* **EXERCISE DETAILS**
Copy out the entries below, putting "Join" in place of every "Register" and leaving all else untouched.

* **DATA PROVIDED**
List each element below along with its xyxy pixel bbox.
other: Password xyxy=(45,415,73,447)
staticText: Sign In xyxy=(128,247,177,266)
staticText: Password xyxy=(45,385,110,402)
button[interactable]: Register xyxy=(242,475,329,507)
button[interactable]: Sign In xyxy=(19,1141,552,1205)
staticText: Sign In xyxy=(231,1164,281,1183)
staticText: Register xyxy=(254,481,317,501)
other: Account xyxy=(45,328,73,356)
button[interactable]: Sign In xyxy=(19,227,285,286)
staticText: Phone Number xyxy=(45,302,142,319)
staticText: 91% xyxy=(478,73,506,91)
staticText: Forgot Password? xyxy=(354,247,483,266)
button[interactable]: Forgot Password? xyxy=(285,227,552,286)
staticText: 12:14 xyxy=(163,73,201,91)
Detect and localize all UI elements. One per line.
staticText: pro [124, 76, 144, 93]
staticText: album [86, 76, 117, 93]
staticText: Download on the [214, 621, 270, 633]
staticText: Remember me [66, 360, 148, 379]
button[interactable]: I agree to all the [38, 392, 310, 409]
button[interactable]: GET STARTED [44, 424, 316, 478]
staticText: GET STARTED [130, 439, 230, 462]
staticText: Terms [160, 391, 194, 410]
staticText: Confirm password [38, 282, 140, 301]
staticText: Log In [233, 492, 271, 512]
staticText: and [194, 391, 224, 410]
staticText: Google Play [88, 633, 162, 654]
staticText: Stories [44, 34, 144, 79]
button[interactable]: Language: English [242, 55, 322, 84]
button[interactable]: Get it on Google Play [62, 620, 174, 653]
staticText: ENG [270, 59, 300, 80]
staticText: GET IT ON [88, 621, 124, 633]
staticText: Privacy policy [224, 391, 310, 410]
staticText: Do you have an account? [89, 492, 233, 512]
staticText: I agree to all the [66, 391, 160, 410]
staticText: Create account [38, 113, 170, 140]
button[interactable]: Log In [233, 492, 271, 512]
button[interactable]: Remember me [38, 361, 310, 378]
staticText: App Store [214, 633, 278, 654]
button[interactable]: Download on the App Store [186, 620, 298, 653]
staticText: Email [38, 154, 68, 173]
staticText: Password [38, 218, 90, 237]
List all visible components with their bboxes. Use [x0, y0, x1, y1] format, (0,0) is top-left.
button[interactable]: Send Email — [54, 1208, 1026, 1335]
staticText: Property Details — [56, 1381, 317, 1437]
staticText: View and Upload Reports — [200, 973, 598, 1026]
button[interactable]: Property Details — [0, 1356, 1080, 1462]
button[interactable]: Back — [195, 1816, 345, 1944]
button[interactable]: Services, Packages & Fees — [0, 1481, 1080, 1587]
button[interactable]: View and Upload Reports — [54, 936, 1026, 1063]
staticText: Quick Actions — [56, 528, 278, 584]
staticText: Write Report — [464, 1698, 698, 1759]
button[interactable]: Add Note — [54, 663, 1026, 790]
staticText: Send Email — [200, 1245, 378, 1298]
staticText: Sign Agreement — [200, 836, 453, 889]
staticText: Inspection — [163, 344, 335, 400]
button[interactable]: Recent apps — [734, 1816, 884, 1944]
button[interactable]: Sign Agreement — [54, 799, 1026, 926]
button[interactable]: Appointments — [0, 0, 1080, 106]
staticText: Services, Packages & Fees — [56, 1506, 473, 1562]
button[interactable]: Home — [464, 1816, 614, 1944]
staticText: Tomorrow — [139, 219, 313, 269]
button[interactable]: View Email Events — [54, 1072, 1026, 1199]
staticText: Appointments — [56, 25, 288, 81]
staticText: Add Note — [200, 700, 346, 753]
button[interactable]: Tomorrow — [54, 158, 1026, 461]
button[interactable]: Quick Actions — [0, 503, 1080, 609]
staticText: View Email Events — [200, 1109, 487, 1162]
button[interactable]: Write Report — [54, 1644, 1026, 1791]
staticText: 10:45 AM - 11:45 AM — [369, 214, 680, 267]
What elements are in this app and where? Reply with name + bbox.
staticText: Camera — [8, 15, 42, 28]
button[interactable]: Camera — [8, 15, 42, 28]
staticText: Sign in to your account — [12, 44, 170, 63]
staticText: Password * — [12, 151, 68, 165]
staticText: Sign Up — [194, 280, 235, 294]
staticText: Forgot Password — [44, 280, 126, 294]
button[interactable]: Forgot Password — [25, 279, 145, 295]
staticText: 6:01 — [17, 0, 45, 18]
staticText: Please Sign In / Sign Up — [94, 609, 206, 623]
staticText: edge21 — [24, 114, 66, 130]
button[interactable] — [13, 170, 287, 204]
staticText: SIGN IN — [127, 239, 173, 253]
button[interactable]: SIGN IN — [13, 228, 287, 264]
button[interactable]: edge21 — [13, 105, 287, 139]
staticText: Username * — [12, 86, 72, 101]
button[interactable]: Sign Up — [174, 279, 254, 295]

* **RESPONSE**
List each element below along with its xyxy pixel bbox.
other: Password xyxy=(45,415,73,447)
staticText: Sign In xyxy=(128,247,177,266)
staticText: Password xyxy=(45,385,110,402)
button[interactable]: Join xyxy=(242,475,329,507)
button[interactable]: Sign In xyxy=(19,1141,552,1205)
staticText: Sign In xyxy=(231,1164,281,1183)
staticText: Join xyxy=(254,481,317,501)
other: Account xyxy=(45,328,73,356)
button[interactable]: Sign In xyxy=(19,227,285,286)
staticText: Phone Number xyxy=(45,302,142,319)
staticText: 91% xyxy=(478,73,506,91)
staticText: Forgot Password? xyxy=(354,247,483,266)
button[interactable]: Forgot Password? xyxy=(285,227,552,286)
staticText: 12:14 xyxy=(163,73,201,91)
Detect and localize all UI elements. One per line.
staticText: pro [124, 76, 144, 93]
staticText: album [86, 76, 117, 93]
staticText: Download on the [214, 621, 270, 633]
staticText: Remember me [66, 360, 148, 379]
button[interactable]: I agree to all the [38, 392, 310, 409]
button[interactable]: GET STARTED [44, 424, 316, 478]
staticText: GET STARTED [130, 439, 230, 462]
staticText: Terms [160, 391, 194, 410]
staticText: Confirm password [38, 282, 140, 301]
staticText: Log In [233, 492, 271, 512]
staticText: and [194, 391, 224, 410]
staticText: Google Play [88, 633, 162, 654]
staticText: Stories [44, 34, 144, 79]
button[interactable]: Language: English [242, 55, 322, 84]
button[interactable]: Get it on Google Play [62, 620, 174, 653]
staticText: ENG [270, 59, 300, 80]
staticText: GET IT ON [88, 621, 124, 633]
staticText: Privacy policy [224, 391, 310, 410]
staticText: Do you have an account? [89, 492, 233, 512]
staticText: I agree to all the [66, 391, 160, 410]
staticText: Create account [38, 113, 170, 140]
button[interactable]: Log In [233, 492, 271, 512]
button[interactable]: Remember me [38, 361, 310, 378]
staticText: App Store [214, 633, 278, 654]
button[interactable]: Download on the App Store [186, 620, 298, 653]
staticText: Email [38, 154, 68, 173]
staticText: Password [38, 218, 90, 237]
List all visible components with their bboxes. Use [x0, y0, x1, y1] format, (0,0) is top-left.
button[interactable]: Send Email — [54, 1208, 1026, 1335]
staticText: Property Details — [56, 1381, 317, 1437]
staticText: View and Upload Reports — [200, 973, 598, 1026]
button[interactable]: Property Details — [0, 1356, 1080, 1462]
button[interactable]: Back — [195, 1816, 345, 1944]
button[interactable]: Services, Packages & Fees — [0, 1481, 1080, 1587]
button[interactable]: View and Upload Reports — [54, 936, 1026, 1063]
staticText: Quick Actions — [56, 528, 278, 584]
staticText: Write Report — [464, 1698, 698, 1759]
button[interactable]: Add Note — [54, 663, 1026, 790]
staticText: Send Email — [200, 1245, 378, 1298]
staticText: Sign Agreement — [200, 836, 453, 889]
staticText: Inspection — [163, 344, 335, 400]
button[interactable]: Recent apps — [734, 1816, 884, 1944]
button[interactable]: Sign Agreement — [54, 799, 1026, 926]
button[interactable]: Appointments — [0, 0, 1080, 106]
staticText: Services, Packages & Fees — [56, 1506, 473, 1562]
button[interactable]: Home — [464, 1816, 614, 1944]
staticText: Tomorrow — [139, 219, 313, 269]
button[interactable]: View Email Events — [54, 1072, 1026, 1199]
staticText: Appointments — [56, 25, 288, 81]
staticText: Add Note — [200, 700, 346, 753]
button[interactable]: Tomorrow — [54, 158, 1026, 461]
button[interactable]: Quick Actions — [0, 503, 1080, 609]
staticText: View Email Events — [200, 1109, 487, 1162]
button[interactable]: Write Report — [54, 1644, 1026, 1791]
staticText: 10:45 AM - 11:45 AM — [369, 214, 680, 267]
What elements are in this app and where? Reply with name + bbox.
staticText: Camera — [8, 15, 42, 28]
button[interactable]: Camera — [8, 15, 42, 28]
staticText: Sign in to your account — [12, 44, 170, 63]
staticText: Password * — [12, 151, 68, 165]
staticText: Sign Up — [194, 280, 235, 294]
staticText: Forgot Password — [44, 280, 126, 294]
button[interactable]: Forgot Password — [25, 279, 145, 295]
staticText: 6:01 — [17, 0, 45, 18]
staticText: Please Sign In / Sign Up — [94, 609, 206, 623]
staticText: edge21 — [24, 114, 66, 130]
button[interactable] — [13, 170, 287, 204]
staticText: SIGN IN — [127, 239, 173, 253]
button[interactable]: SIGN IN — [13, 228, 287, 264]
button[interactable]: edge21 — [13, 105, 287, 139]
staticText: Username * — [12, 86, 72, 101]
button[interactable]: Sign Up — [174, 279, 254, 295]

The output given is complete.